> _THE DATA_
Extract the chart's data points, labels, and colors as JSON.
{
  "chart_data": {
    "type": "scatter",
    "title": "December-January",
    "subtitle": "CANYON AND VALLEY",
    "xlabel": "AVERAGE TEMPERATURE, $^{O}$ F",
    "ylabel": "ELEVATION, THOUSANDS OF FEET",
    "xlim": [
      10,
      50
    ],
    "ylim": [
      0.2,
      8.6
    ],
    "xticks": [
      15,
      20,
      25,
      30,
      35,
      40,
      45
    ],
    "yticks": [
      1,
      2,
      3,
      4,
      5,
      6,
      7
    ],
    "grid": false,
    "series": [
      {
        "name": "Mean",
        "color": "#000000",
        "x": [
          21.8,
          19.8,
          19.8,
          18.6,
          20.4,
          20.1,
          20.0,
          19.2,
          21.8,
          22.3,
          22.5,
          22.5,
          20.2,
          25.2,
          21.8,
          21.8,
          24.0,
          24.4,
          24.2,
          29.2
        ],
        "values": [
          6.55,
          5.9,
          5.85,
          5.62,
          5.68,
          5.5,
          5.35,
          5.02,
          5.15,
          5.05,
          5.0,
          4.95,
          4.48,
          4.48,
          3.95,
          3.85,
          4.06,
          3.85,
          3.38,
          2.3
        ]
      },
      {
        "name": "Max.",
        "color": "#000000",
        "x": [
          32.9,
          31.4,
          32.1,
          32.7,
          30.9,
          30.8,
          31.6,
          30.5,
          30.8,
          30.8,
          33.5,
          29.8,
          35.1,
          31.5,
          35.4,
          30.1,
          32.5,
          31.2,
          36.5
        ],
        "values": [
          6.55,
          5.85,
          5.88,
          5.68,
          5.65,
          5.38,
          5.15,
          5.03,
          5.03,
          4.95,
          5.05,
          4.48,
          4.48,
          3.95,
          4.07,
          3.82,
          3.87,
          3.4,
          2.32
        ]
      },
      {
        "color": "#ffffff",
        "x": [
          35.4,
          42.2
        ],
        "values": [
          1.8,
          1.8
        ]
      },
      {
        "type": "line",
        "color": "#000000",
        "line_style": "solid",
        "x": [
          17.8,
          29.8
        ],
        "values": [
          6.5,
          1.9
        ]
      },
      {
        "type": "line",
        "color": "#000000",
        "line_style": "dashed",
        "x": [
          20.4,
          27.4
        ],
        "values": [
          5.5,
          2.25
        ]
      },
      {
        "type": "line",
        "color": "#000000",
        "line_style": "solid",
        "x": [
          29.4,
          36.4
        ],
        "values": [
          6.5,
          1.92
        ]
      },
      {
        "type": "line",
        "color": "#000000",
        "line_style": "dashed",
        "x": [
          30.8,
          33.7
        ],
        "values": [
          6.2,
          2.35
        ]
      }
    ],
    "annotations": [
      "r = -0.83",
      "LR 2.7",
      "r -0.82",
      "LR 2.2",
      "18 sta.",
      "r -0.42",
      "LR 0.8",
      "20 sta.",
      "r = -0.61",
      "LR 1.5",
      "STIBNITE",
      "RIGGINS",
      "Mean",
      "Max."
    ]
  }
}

> _DIRECTION_
Set down the material above again, word for word.

> _EXPECTED OUTPUT_
Extract the chart's data points, labels, and colors as JSON.
{
  "chart_data": {
    "type": "scatter",
    "title": "December-January",
    "subtitle": "CANYON AND VALLEY",
    "xlabel": "AVERAGE TEMPERATURE, $^{O}$ F",
    "ylabel": "ELEVATION, THOUSANDS OF FEET",
    "xlim": [
      10,
      50
    ],
    "ylim": [
      0.2,
      8.6
    ],
    "xticks": [
      15,
      20,
      25,
      30,
      35,
      40,
      45
    ],
    "yticks": [
      1,
      2,
      3,
      4,
      5,
      6,
      7
    ],
    "grid": false,
    "series": [
      {
        "name": "Mean",
        "color": "#000000",
        "x": [
          21.8,
          19.8,
          19.8,
          18.6,
          20.4,
          20.1,
          20.0,
          19.2,
          21.8,
          22.3,
          22.5,
          22.5,
          20.2,
          25.2,
          21.8,
          21.8,
          24.0,
          24.4,
          24.2,
          29.2
        ],
        "values": [
          6.55,
          5.9,
          5.85,
          5.62,
          5.68,
          5.5,
          5.35,
          5.02,
          5.15,
          5.05,
          5.0,
          4.95,
          4.48,
          4.48,
          3.95,
          3.85,
          4.06,
          3.85,
          3.38,
          2.3
        ]
      },
      {
        "name": "Max.",
        "color": "#000000",
        "x": [
          32.9,
          31.4,
          32.1,
          32.7,
          30.9,
          30.8,
          31.6,
          30.5,
          30.8,
          30.8,
          33.5,
          29.8,
          35.1,
          31.5,
          35.4,
          30.1,
          32.5,
          31.2,
          36.5
        ],
        "values": [
          6.55,
          5.85,
          5.88,
          5.68,
          5.65,
          5.38,
          5.15,
          5.03,
          5.03,
          4.95,
          5.05,
          4.48,
          4.48,
          3.95,
          4.07,
          3.82,
          3.87,
          3.4,
          2.32
        ]
      },
      {
        "color": "#ffffff",
        "x": [
          35.4,
          42.2
        ],
        "values": [
          1.8,
          1.8
        ]
      },
      {
        "type": "line",
        "color": "#000000",
        "line_style": "solid",
        "x": [
          17.8,
          29.8
        ],
        "values": [
          6.5,
          1.9
        ]
      },
      {
        "type": "line",
        "color": "#000000",
        "line_style": "dashed",
        "x": [
          20.4,
          27.4
        ],
        "values": [
          5.5,
          2.25
        ]
      },
      {
        "type": "line",
        "color": "#000000",
        "line_style": "solid",
        "x": [
          29.4,
          36.4
        ],
        "values": [
          6.5,
          1.92
        ]
      },
      {
        "type": "line",
        "color": "#000000",
        "line_style": "dashed",
        "x": [
          30.8,
          33.7
        ],
        "values": [
          6.2,
          2.35
        ]
      }
    ],
    "annotations": [
      "r = -0.83",
      "LR 2.7",
      "r -0.82",
      "LR 2.2",
      "18 sta.",
      "r -0.42",
      "LR 0.8",
      "20 sta.",
      "r = -0.61",
      "LR 1.5",
      "STIBNITE",
      "RIGGINS",
      "Mean",
      "Max."
    ]
  }
}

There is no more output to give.